▸ **Stated exercise**:
Format each line of the items below as a row in a Markdown table with the columns "No." and "Line," numbering the rows in order and omitting blank lines.

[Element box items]
***
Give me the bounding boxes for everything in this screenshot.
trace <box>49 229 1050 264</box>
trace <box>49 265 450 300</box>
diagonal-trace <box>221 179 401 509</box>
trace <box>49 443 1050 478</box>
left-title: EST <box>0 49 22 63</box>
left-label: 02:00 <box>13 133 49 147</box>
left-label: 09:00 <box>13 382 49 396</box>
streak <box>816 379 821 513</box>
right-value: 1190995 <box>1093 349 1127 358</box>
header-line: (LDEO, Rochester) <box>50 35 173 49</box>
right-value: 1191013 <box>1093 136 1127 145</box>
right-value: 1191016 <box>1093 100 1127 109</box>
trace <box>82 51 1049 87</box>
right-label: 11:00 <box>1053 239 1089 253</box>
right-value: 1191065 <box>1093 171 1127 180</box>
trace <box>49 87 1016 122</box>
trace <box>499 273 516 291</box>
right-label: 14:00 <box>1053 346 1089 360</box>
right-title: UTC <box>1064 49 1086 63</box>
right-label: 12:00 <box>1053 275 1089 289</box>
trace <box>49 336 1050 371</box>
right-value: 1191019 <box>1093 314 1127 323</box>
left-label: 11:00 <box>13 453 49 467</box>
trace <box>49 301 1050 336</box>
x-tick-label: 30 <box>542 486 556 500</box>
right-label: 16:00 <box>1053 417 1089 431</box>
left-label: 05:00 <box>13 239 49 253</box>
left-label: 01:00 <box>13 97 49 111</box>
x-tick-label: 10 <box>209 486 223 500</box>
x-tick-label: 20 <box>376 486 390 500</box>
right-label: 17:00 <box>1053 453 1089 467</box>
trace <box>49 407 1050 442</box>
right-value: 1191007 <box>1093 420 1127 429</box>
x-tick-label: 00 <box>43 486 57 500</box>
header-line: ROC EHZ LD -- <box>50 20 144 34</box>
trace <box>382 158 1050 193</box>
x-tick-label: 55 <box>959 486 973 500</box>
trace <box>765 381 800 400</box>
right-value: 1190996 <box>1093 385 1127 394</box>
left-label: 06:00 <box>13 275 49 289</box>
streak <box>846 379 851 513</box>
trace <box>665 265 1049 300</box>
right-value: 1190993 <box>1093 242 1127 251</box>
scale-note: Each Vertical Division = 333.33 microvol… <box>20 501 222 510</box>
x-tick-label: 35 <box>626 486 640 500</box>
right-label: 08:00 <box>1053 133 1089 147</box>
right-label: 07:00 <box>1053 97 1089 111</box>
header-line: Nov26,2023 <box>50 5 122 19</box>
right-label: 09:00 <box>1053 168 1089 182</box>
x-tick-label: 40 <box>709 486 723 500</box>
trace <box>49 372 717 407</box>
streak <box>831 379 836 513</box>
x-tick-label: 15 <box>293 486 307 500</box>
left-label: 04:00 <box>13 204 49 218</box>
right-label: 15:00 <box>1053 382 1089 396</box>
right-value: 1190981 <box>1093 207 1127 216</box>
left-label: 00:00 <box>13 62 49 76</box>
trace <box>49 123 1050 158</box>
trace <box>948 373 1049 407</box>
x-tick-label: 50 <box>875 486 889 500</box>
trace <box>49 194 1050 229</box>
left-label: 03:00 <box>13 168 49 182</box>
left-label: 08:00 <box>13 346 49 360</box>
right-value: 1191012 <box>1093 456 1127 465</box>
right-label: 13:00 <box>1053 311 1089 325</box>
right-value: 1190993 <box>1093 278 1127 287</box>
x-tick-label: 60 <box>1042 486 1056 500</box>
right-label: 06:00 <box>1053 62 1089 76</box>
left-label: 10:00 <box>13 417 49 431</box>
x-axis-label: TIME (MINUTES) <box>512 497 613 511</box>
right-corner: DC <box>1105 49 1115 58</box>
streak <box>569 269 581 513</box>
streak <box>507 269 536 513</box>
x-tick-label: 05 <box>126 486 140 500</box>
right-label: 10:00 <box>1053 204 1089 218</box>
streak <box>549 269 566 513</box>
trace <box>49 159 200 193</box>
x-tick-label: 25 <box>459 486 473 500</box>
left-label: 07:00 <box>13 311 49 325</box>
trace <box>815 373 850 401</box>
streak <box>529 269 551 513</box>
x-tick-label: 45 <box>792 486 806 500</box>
***
▸ **Response to this task**:
| No. | Line |
|---|---|
| 1 | Give me the bounding boxes for everything in this screenshot. |
| 2 | trace <box>49 229 1050 264</box> |
| 3 | trace <box>49 265 450 300</box> |
| 4 | diagonal-trace <box>221 179 401 509</box> |
| 5 | trace <box>49 443 1050 478</box> |
| 6 | left-title: EST <box>0 49 22 63</box> |
| 7 | left-label: 02:00 <box>13 133 49 147</box> |
| 8 | left-label: 09:00 <box>13 382 49 396</box> |
| 9 | streak <box>816 379 821 513</box> |
| 10 | right-value: 1190995 <box>1093 349 1127 358</box> |
| 11 | header-line: (LDEO, Rochester) <box>50 35 173 49</box> |
| 12 | right-value: 1191013 <box>1093 136 1127 145</box> |
| 13 | right-value: 1191016 <box>1093 100 1127 109</box> |
| 14 | trace <box>82 51 1049 87</box> |
| 15 | right-label: 11:00 <box>1053 239 1089 253</box> |
| 16 | right-value: 1191065 <box>1093 171 1127 180</box> |
| 17 | trace <box>49 87 1016 122</box> |
| 18 | trace <box>499 273 516 291</box> |
| 19 | right-label: 14:00 <box>1053 346 1089 360</box> |
| 20 | right-title: UTC <box>1064 49 1086 63</box> |
| 21 | right-label: 12:00 <box>1053 275 1089 289</box> |
| 22 | trace <box>49 336 1050 371</box> |
| 23 | right-value: 1191019 <box>1093 314 1127 323</box> |
| 24 | left-label: 11:00 <box>13 453 49 467</box> |
| 25 | trace <box>49 301 1050 336</box> |
| 26 | x-tick-label: 30 <box>542 486 556 500</box> |
| 27 | right-label: 16:00 <box>1053 417 1089 431</box> |
| 28 | left-label: 05:00 <box>13 239 49 253</box> |
| 29 | left-label: 01:00 <box>13 97 49 111</box> |
| 30 | x-tick-label: 10 <box>209 486 223 500</box> |
| 31 | x-tick-label: 20 <box>376 486 390 500</box> |
| 32 | right-label: 17:00 <box>1053 453 1089 467</box> |
| 33 | trace <box>49 407 1050 442</box> |
| 34 | right-value: 1191007 <box>1093 420 1127 429</box> |
| 35 | x-tick-label: 00 <box>43 486 57 500</box> |
| 36 | header-line: ROC EHZ LD -- <box>50 20 144 34</box> |
| 37 | trace <box>382 158 1050 193</box> |
| 38 | x-tick-label: 55 <box>959 486 973 500</box> |
| 39 | trace <box>765 381 800 400</box> |
| 40 | right-value: 1190996 <box>1093 385 1127 394</box> |
| 41 | left-label: 06:00 <box>13 275 49 289</box> |
| 42 | streak <box>846 379 851 513</box> |
| 43 | trace <box>665 265 1049 300</box> |
| 44 | right-value: 1190993 <box>1093 242 1127 251</box> |
| 45 | scale-note: Each Vertical Division = 333.33 microvol… <box>20 501 222 510</box> |
| 46 | x-tick-label: 35 <box>626 486 640 500</box> |
| 47 | right-label: 08:00 <box>1053 133 1089 147</box> |
| 48 | right-label: 07:00 <box>1053 97 1089 111</box> |
| 49 | header-line: Nov26,2023 <box>50 5 122 19</box> |
| 50 | right-label: 09:00 <box>1053 168 1089 182</box> |
| 51 | x-tick-label: 40 <box>709 486 723 500</box> |
| 52 | trace <box>49 372 717 407</box> |
| 53 | streak <box>831 379 836 513</box> |
| 54 | x-tick-label: 15 <box>293 486 307 500</box> |
| 55 | left-label: 04:00 <box>13 204 49 218</box> |
| 56 | right-label: 15:00 <box>1053 382 1089 396</box> |
| 57 | right-value: 1190981 <box>1093 207 1127 216</box> |
| 58 | left-label: 00:00 <box>13 62 49 76</box> |
| 59 | trace <box>49 123 1050 158</box> |
| 60 | trace <box>948 373 1049 407</box> |
| 61 | x-tick-label: 50 <box>875 486 889 500</box> |
| 62 | trace <box>49 194 1050 229</box> |
| 63 | left-label: 03:00 <box>13 168 49 182</box> |
| 64 | left-label: 08:00 <box>13 346 49 360</box> |
| 65 | right-value: 1191012 <box>1093 456 1127 465</box> |
| 66 | right-label: 13:00 <box>1053 311 1089 325</box> |
| 67 | right-value: 1190993 <box>1093 278 1127 287</box> |
| 68 | x-tick-label: 60 <box>1042 486 1056 500</box> |
| 69 | right-label: 06:00 <box>1053 62 1089 76</box> |
| 70 | left-label: 10:00 <box>13 417 49 431</box> |
| 71 | x-axis-label: TIME (MINUTES) <box>512 497 613 511</box> |
| 72 | right-corner: DC <box>1105 49 1115 58</box> |
| 73 | streak <box>569 269 581 513</box> |
| 74 | streak <box>507 269 536 513</box> |
| 75 | x-tick-label: 05 <box>126 486 140 500</box> |
| 76 | right-label: 10:00 <box>1053 204 1089 218</box> |
| 77 | streak <box>549 269 566 513</box> |
| 78 | trace <box>49 159 200 193</box> |
| 79 | x-tick-label: 25 <box>459 486 473 500</box> |
| 80 | left-label: 07:00 <box>13 311 49 325</box> |
| 81 | trace <box>815 373 850 401</box> |
| 82 | streak <box>529 269 551 513</box> |
| 83 | x-tick-label: 45 <box>792 486 806 500</box> |